● **TASK REQUIREMENTS**
Return all lines in the material below that contain "title".

● **DATA SECTION**

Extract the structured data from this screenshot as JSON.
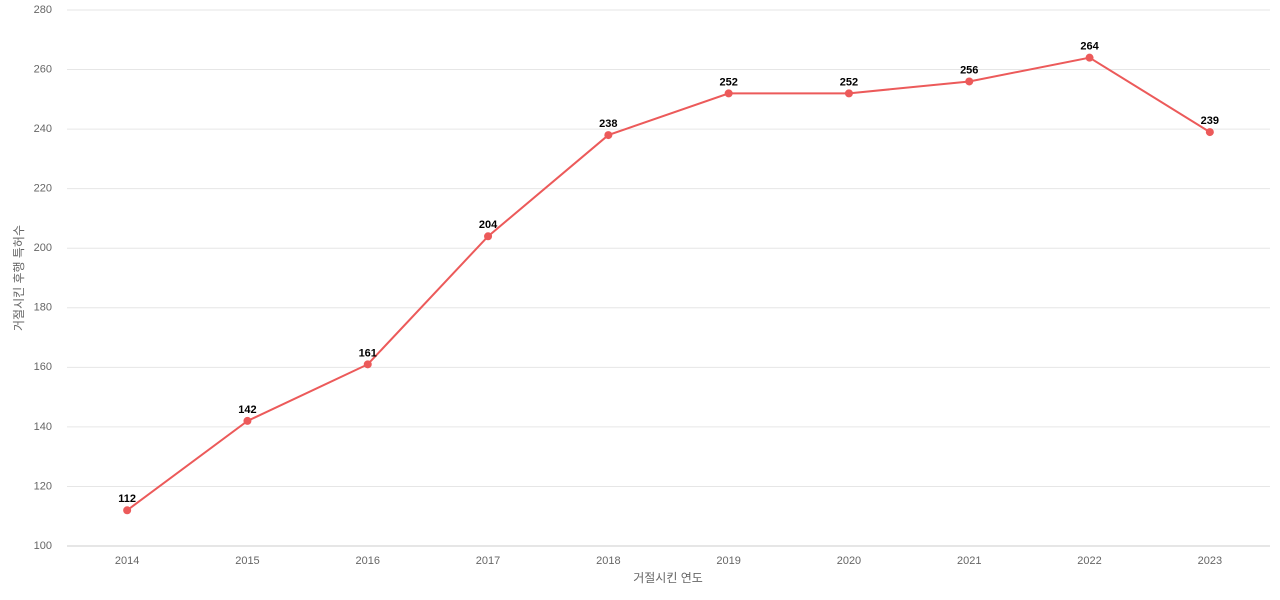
{
  "chart_data": {
    "type": "line",
    "x_label": "거절시킨 연도",
    "y_label": "거절시킨 후행 특허수",
    "categories": [
      "2014",
      "2015",
      "2016",
      "2017",
      "2018",
      "2019",
      "2020",
      "2021",
      "2022",
      "2023"
    ],
    "series": [
      {
        "name": "거절시킨 후행 특허수",
        "color": "#ec5a5a",
        "values": [
          112,
          142,
          161,
          204,
          238,
          252,
          252,
          256,
          264,
          239
        ]
      }
    ],
    "ylim": [
      100,
      280
    ],
    "yticks": [
      100,
      120,
      140,
      160,
      180,
      200,
      220,
      240,
      260,
      280
    ],
    "grid": true
  }
}
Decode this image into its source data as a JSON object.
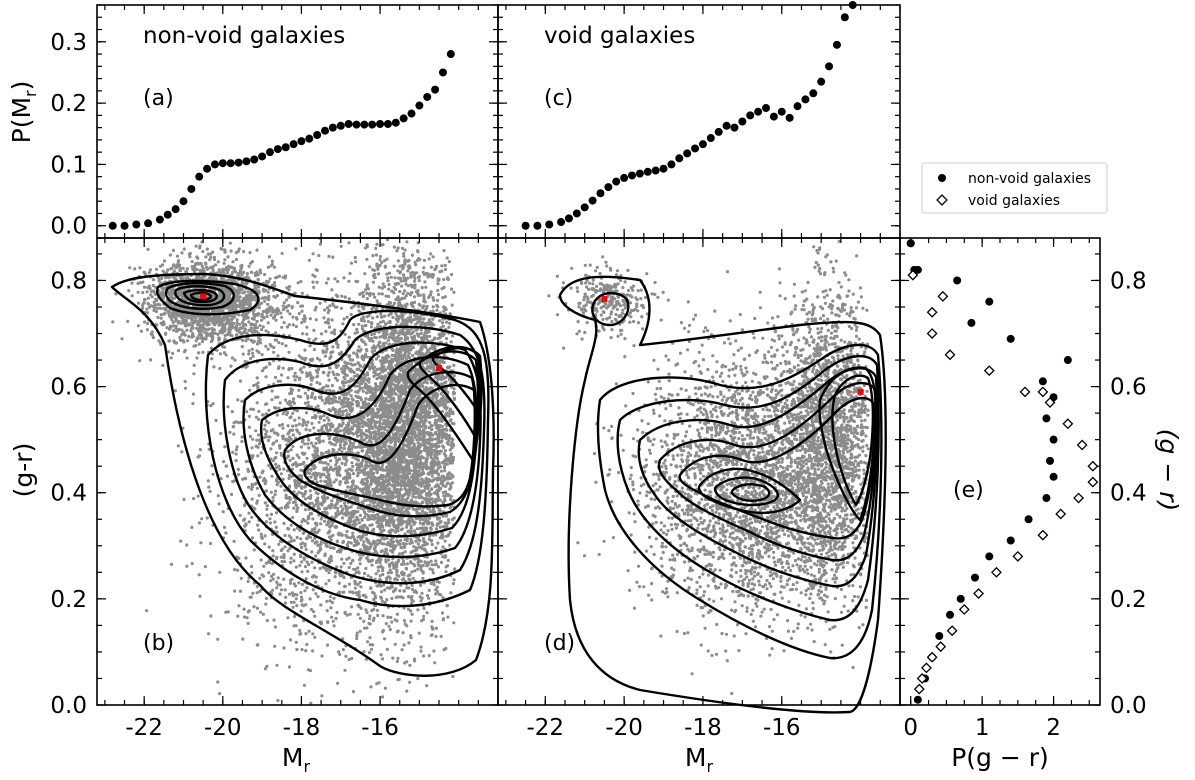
{
  "chart_data": [
    {
      "id": "a",
      "type": "scatter",
      "title": "non-void galaxies",
      "panel_label": "(a)",
      "ylabel": "P(M_r)",
      "ylim": [
        -0.02,
        0.36
      ],
      "xlim": [
        -23.2,
        -13.0
      ],
      "yticks": [
        0.0,
        0.1,
        0.2,
        0.3
      ],
      "ytick_labels": [
        "0.0",
        "0.1",
        "0.2",
        "0.3"
      ],
      "x": [
        -22.8,
        -22.5,
        -22.2,
        -21.9,
        -21.6,
        -21.4,
        -21.2,
        -21.0,
        -20.8,
        -20.6,
        -20.4,
        -20.2,
        -20.0,
        -19.8,
        -19.6,
        -19.4,
        -19.2,
        -19.0,
        -18.8,
        -18.6,
        -18.4,
        -18.2,
        -18.0,
        -17.8,
        -17.6,
        -17.4,
        -17.2,
        -17.0,
        -16.8,
        -16.6,
        -16.4,
        -16.2,
        -16.0,
        -15.8,
        -15.6,
        -15.4,
        -15.2,
        -15.0,
        -14.8,
        -14.6,
        -14.4,
        -14.2
      ],
      "y": [
        0.0,
        0.0,
        0.002,
        0.004,
        0.01,
        0.018,
        0.027,
        0.04,
        0.06,
        0.08,
        0.093,
        0.1,
        0.102,
        0.102,
        0.103,
        0.105,
        0.108,
        0.113,
        0.12,
        0.125,
        0.128,
        0.133,
        0.138,
        0.142,
        0.148,
        0.155,
        0.16,
        0.163,
        0.166,
        0.165,
        0.165,
        0.165,
        0.166,
        0.166,
        0.168,
        0.175,
        0.183,
        0.196,
        0.21,
        0.222,
        0.25,
        0.28
      ]
    },
    {
      "id": "c",
      "type": "scatter",
      "title": "void galaxies",
      "panel_label": "(c)",
      "ylim": [
        -0.02,
        0.36
      ],
      "xlim": [
        -23.2,
        -13.0
      ],
      "x": [
        -22.5,
        -22.2,
        -21.9,
        -21.6,
        -21.4,
        -21.2,
        -21.0,
        -20.8,
        -20.6,
        -20.4,
        -20.2,
        -20.0,
        -19.8,
        -19.6,
        -19.4,
        -19.2,
        -19.0,
        -18.8,
        -18.6,
        -18.4,
        -18.2,
        -18.0,
        -17.8,
        -17.6,
        -17.4,
        -17.2,
        -17.0,
        -16.8,
        -16.6,
        -16.4,
        -16.2,
        -16.0,
        -15.8,
        -15.6,
        -15.4,
        -15.2,
        -15.0,
        -14.8,
        -14.6,
        -14.4,
        -14.2
      ],
      "y": [
        0.0,
        0.0,
        0.002,
        0.006,
        0.012,
        0.02,
        0.03,
        0.041,
        0.053,
        0.063,
        0.072,
        0.078,
        0.082,
        0.085,
        0.088,
        0.09,
        0.093,
        0.1,
        0.11,
        0.118,
        0.126,
        0.133,
        0.143,
        0.153,
        0.163,
        0.16,
        0.17,
        0.18,
        0.186,
        0.192,
        0.178,
        0.186,
        0.176,
        0.195,
        0.206,
        0.216,
        0.235,
        0.26,
        0.295,
        0.34,
        0.36
      ]
    },
    {
      "id": "b",
      "type": "scatter",
      "panel_label": "(b)",
      "xlabel": "M_r",
      "ylabel": "(g-r)",
      "xlim": [
        -23.2,
        -13.0
      ],
      "ylim": [
        0.0,
        0.88
      ],
      "xticks": [
        -22,
        -20,
        -18,
        -16
      ],
      "xtick_labels": [
        "-22",
        "-20",
        "-18",
        "-16"
      ],
      "yticks": [
        0.0,
        0.2,
        0.4,
        0.6,
        0.8
      ],
      "ytick_labels": [
        "0.0",
        "0.2",
        "0.4",
        "0.6",
        "0.8"
      ],
      "peaks": [
        {
          "x": -20.5,
          "y": 0.77
        },
        {
          "x": -14.5,
          "y": 0.635
        }
      ],
      "contour_levels": 11
    },
    {
      "id": "d",
      "type": "scatter",
      "panel_label": "(d)",
      "xlabel": "M_r",
      "xlim": [
        -23.2,
        -13.0
      ],
      "ylim": [
        0.0,
        0.88
      ],
      "xticks": [
        -22,
        -20,
        -18,
        -16
      ],
      "xtick_labels": [
        "-22",
        "-20",
        "-18",
        "-16"
      ],
      "peaks": [
        {
          "x": -20.5,
          "y": 0.765
        },
        {
          "x": -14.0,
          "y": 0.59
        }
      ],
      "contour_levels": 10
    },
    {
      "id": "e",
      "type": "scatter",
      "panel_label": "(e)",
      "xlabel": "P(g − r)",
      "ylabel": "(g − r)",
      "xlim": [
        -0.15,
        2.65
      ],
      "ylim": [
        0.0,
        0.88
      ],
      "xticks": [
        0,
        1,
        2
      ],
      "xtick_labels": [
        "0",
        "1",
        "2"
      ],
      "series": [
        {
          "name": "non-void galaxies",
          "marker": "filled-circle",
          "x": [
            0.0,
            0.05,
            0.1,
            0.2,
            0.3,
            0.4,
            0.55,
            0.7,
            0.9,
            1.1,
            1.4,
            1.65,
            1.9,
            2.0,
            1.95,
            2.0,
            1.9,
            2.0,
            1.85,
            2.2,
            1.4,
            1.1,
            0.85,
            0.65,
            0.1,
            0.0
          ],
          "y": [
            0.87,
            0.82,
            0.01,
            0.05,
            0.09,
            0.13,
            0.17,
            0.2,
            0.24,
            0.28,
            0.31,
            0.35,
            0.39,
            0.43,
            0.46,
            0.5,
            0.54,
            0.58,
            0.61,
            0.65,
            0.69,
            0.76,
            0.72,
            0.8,
            0.82,
            0.87
          ]
        },
        {
          "name": "void galaxies",
          "marker": "open-diamond",
          "x": [
            0.12,
            0.16,
            0.22,
            0.3,
            0.42,
            0.58,
            0.75,
            0.95,
            1.2,
            1.5,
            1.85,
            2.1,
            2.35,
            2.55,
            2.55,
            2.4,
            2.2,
            1.95,
            1.85,
            1.6,
            1.1,
            0.55,
            0.3,
            0.3,
            0.45,
            0.03
          ],
          "y": [
            0.03,
            0.05,
            0.07,
            0.09,
            0.11,
            0.14,
            0.18,
            0.21,
            0.25,
            0.28,
            0.32,
            0.36,
            0.39,
            0.42,
            0.45,
            0.49,
            0.53,
            0.57,
            0.59,
            0.59,
            0.63,
            0.66,
            0.7,
            0.74,
            0.77,
            0.81
          ]
        }
      ]
    }
  ],
  "colors": {
    "scatter_points": "#8c8c8c",
    "peak_marker": "#ff0000",
    "contours": "#000000"
  }
}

● **CORRECT ANSWER**
      "title": "non-void galaxies",
      "title": "void galaxies",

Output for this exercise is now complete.